## Instructions to follow
Set down the material below word for word, excluding the pictures.

Data records
┄┄┄┄┄┄┄┄┄┄

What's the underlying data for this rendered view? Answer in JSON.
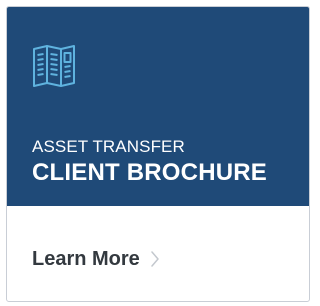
{
  "card": {
    "eyebrow": "ASSET TRANSFER",
    "headline": "CLIENT BROCHURE",
    "icon": "brochure-icon",
    "link_label": "Learn More",
    "link_icon": "chevron-right-icon"
  },
  "colors": {
    "banner": "#1f4a78",
    "icon_accent": "#5fb3df",
    "text_light": "#ffffff",
    "text_dark": "#33393f",
    "border": "#c9ced6"
  }
}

┄┄┄┄┄┄┄┄┄┄

## Completed task
What's the underlying data for this rendered view? Answer in JSON.
{
  "card": {
    "eyebrow": "ASSET TRANSFER",
    "headline": "CLIENT BROCHURE",
    "icon": "brochure-icon",
    "link_label": "Learn More",
    "link_icon": "chevron-right-icon"
  },
  "colors": {
    "banner": "#1f4a78",
    "icon_accent": "#5fb3df",
    "text_light": "#ffffff",
    "text_dark": "#33393f",
    "border": "#c9ced6"
  }
}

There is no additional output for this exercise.